The chances of being struck by lightning? 1 in 280,000.
The chances of spotting an albino raccoon? 1 in 750,000.
Yet, last week, a La Plata County family found a rare albino raccoon, albeit dead, on their property south of Durango, out on Florida Mesa.
“It just didn’t look like anything we had seen before,” said Shanan Robinson Malone.
Malone’s dogs found the animal carcass Thursday while playing outside. When her husband, Robert, took a closer look, he at first couldn’t tell what kind of animal it was.
“He (Robert) just had a strange look on his face,” Malone said.
The family suspected it was an albino raccoon, but its large size (estimated at 35 pounds) and facial features caused them to second guess the species.
Malone posted some photos to the Durango Colorado On-Line Garage Sale Facebook group, eliciting a flurry of speculations.
Some people surmised it was a possum, or a fox, or something called a “raccoon dog.” A few even thought it could have been the legendary folklore creature chupacabra.

[Some records]
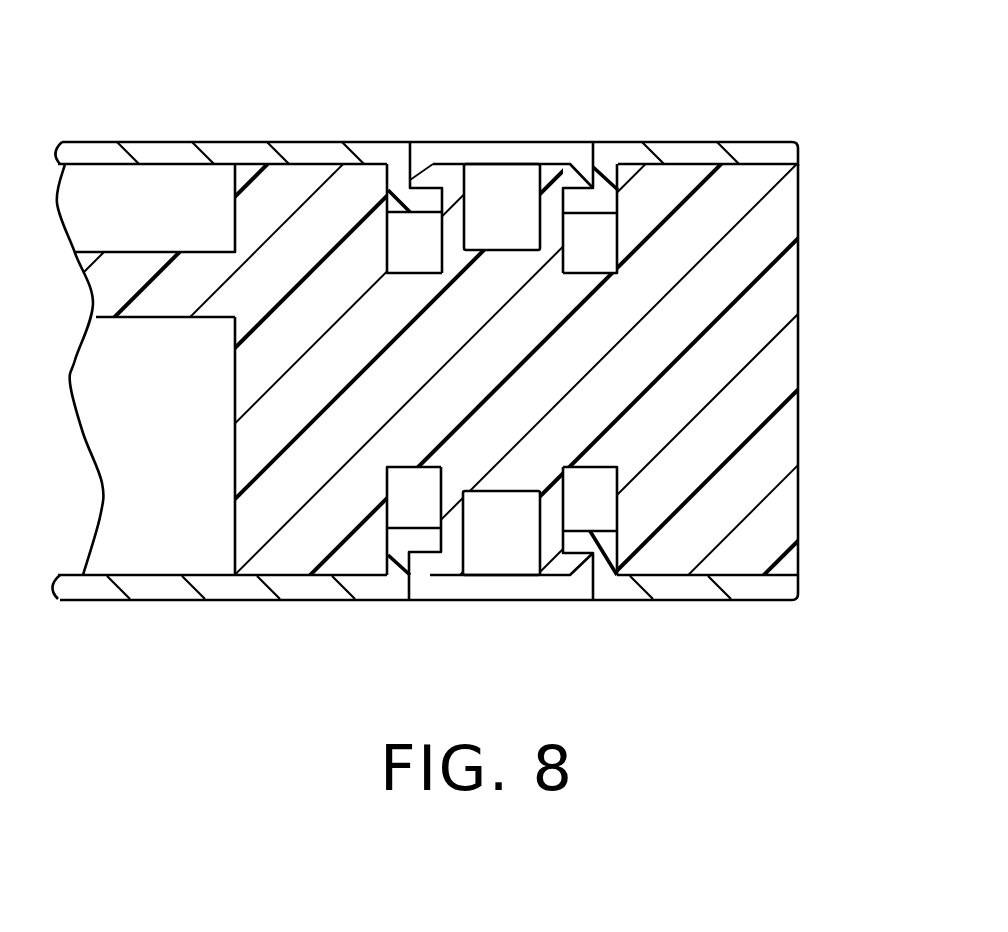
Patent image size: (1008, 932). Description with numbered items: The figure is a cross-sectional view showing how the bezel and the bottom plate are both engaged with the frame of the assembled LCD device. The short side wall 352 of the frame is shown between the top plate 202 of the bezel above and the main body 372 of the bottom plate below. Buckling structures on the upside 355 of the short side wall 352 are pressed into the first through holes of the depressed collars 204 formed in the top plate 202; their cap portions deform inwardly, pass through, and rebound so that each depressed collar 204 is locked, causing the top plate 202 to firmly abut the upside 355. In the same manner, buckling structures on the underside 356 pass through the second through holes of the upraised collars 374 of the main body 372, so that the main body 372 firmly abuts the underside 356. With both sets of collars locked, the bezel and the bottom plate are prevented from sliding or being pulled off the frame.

The top plate 202 is at (682, 152).
The depressed collar 204 is at (427, 202).
The short side wall 352 is at (735, 257).
The upside 355 is at (753, 158).
The underside 356 is at (749, 588).
The main body 372 is at (610, 588).
The upraised collar 374 is at (422, 538).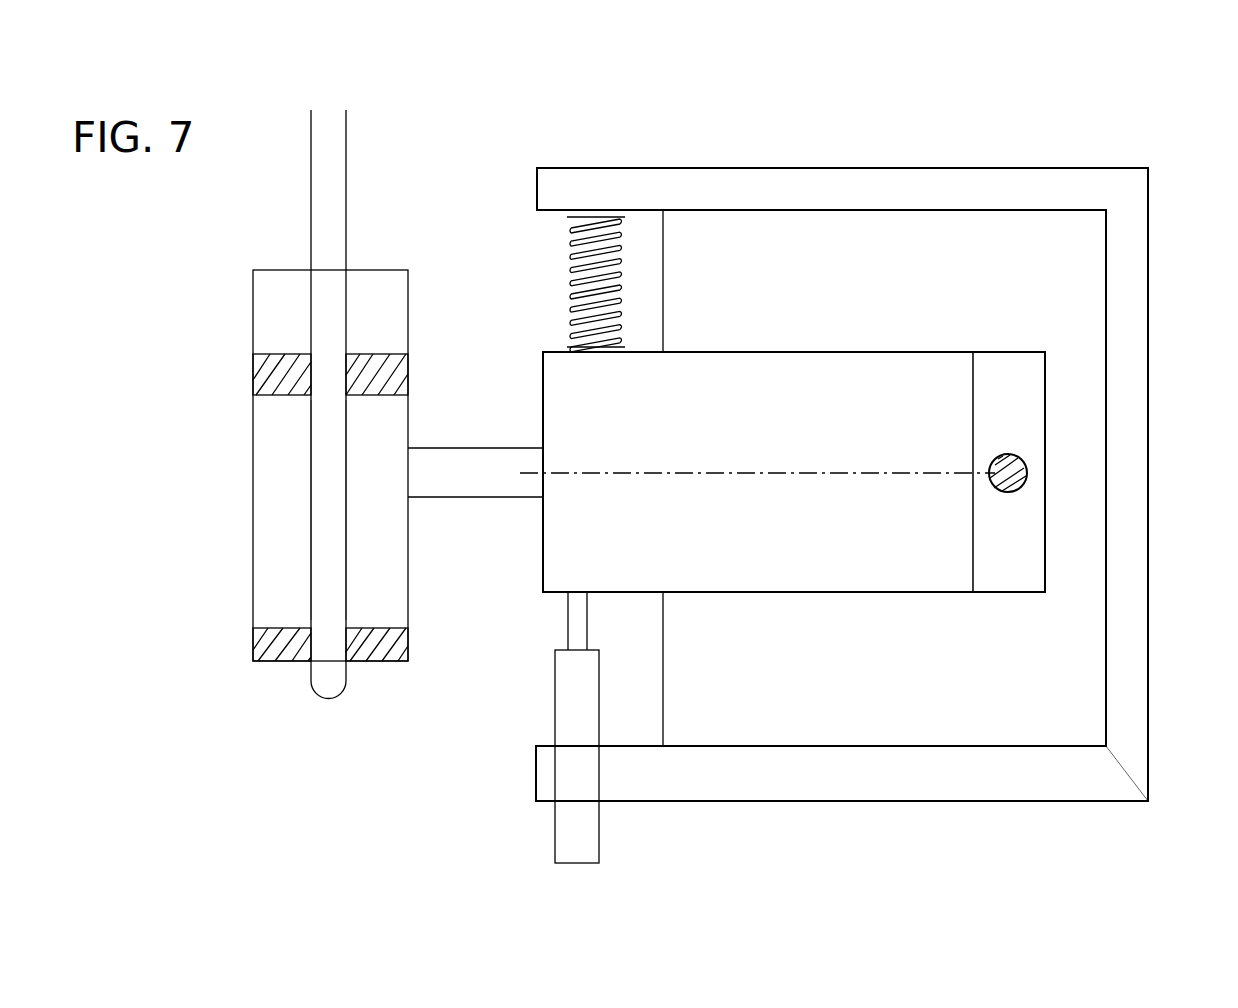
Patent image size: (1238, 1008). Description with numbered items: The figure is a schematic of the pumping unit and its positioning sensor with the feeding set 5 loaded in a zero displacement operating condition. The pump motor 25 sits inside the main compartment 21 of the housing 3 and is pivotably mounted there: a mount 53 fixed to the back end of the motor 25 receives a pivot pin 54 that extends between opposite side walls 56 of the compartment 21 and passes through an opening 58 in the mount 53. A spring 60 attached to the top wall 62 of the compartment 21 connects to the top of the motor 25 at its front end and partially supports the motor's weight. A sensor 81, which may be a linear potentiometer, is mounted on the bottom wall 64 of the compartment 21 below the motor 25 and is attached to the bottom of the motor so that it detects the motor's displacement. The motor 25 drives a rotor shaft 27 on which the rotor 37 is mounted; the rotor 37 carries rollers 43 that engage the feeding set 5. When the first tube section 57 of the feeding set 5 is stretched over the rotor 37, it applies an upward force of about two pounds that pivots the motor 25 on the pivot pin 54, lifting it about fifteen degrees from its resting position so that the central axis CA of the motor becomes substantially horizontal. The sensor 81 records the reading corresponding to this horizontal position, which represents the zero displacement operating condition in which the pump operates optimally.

The housing 3 is at (726, 188).
The side walls 56 is at (853, 252).
The main compartment 21 is at (984, 268).
The top wall 62 is at (1080, 192).
The bottom wall 64 is at (818, 778).
The spring 60 is at (567, 308).
The pump motor 25 is at (788, 375).
The mount 53 is at (1005, 400).
The pivot pin 54 is at (1022, 453).
The opening 58 is at (1025, 478).
The central axis CA is at (865, 473).
The rotor shaft 27 is at (472, 452).
The rotor 37 is at (175, 543).
The feeding set 5 is at (310, 480).
The first tube section 57 is at (326, 575).
The rollers 43 is at (255, 380).
The sensor 81 is at (572, 712).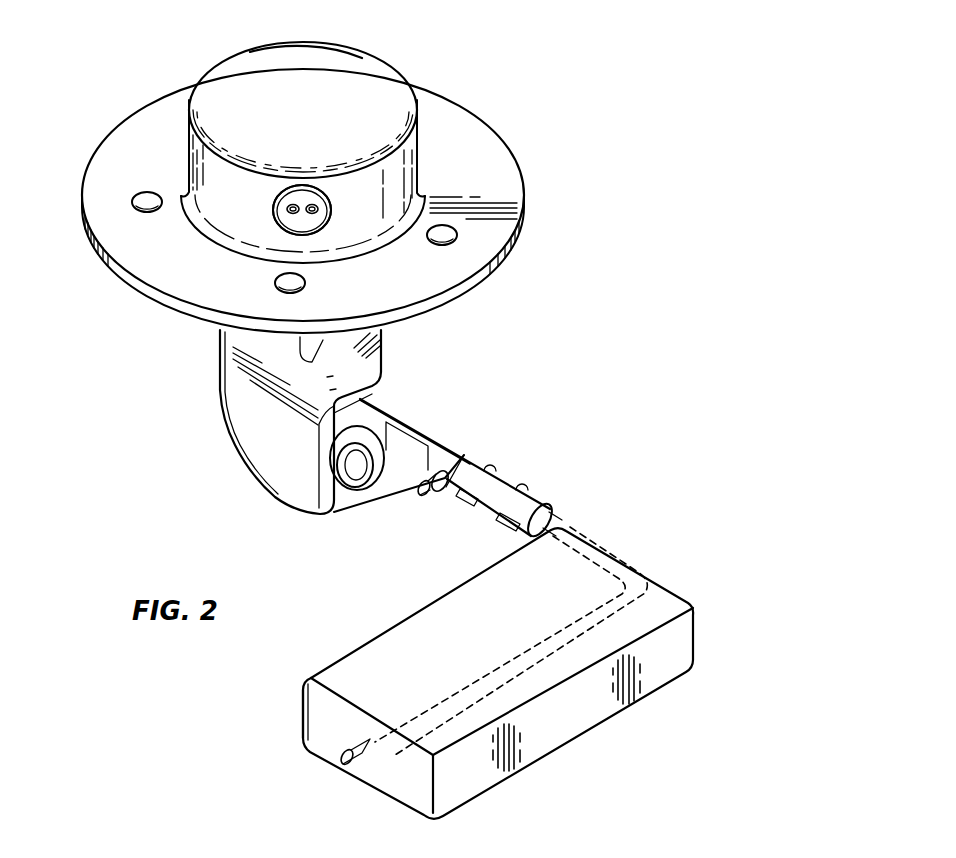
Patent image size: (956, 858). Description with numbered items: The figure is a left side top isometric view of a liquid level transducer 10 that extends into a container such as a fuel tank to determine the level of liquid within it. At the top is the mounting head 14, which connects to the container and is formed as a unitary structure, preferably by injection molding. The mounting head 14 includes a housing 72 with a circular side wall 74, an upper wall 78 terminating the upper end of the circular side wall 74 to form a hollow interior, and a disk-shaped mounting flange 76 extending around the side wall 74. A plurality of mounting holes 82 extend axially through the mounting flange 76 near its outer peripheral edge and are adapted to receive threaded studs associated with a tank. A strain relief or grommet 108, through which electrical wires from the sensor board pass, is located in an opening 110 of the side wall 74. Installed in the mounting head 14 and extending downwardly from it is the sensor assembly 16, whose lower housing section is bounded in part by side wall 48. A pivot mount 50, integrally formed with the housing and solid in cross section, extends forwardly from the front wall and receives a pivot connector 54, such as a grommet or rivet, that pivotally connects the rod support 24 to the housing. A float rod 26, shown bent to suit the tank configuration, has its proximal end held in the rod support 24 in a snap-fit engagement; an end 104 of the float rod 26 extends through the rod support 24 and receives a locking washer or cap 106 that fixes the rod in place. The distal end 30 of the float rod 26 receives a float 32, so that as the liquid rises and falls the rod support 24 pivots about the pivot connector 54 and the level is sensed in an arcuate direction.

# Set task A
Answer these questions using the raccoon article:
(i) What are the chances of being struck by lightning?
(ii) About how much did the animal weigh?
(iii) In which Facebook group did Malone post the photos?
# Set task B
What other creatures did people suggest the animal might be, according to the raccoon article? List them all.
# Set task C
Carry on writing the raccoon article, starting after its last sentence.

# Exercise answer A
(i) 1 in 280,000.
(ii) About 35 pounds.
(iii) The Durango Colorado On-Line Garage Sale group.

# Exercise answer B
A possum, a fox, a "raccoon dog," and the chupacabra.

# Exercise answer C
On Friday, the family took the animal carcass to the Colorado Parks and Wildlife office in Durango looking for a professional opinion.
Matt Thorpe, wildlife manager, confirmed: albino raccoon. Any confusion about the animal’s species, he said, was likely because the animal had been dead for a while.
“It’s pretty unusual for us to see them,” Thorpe said. “I’ve never seen one.”
Albino raccoons are especially uncommon because raccoons, being nocturnal, rely on their gray and black coat to hide from predators.
An oft-cited article from Wide Open Spaces, an online hunting and fishing publication, includes a comment from the Indiana Division of Fish and Wildlife that says spotting an albino raccoon is rarer than being struck by lightning.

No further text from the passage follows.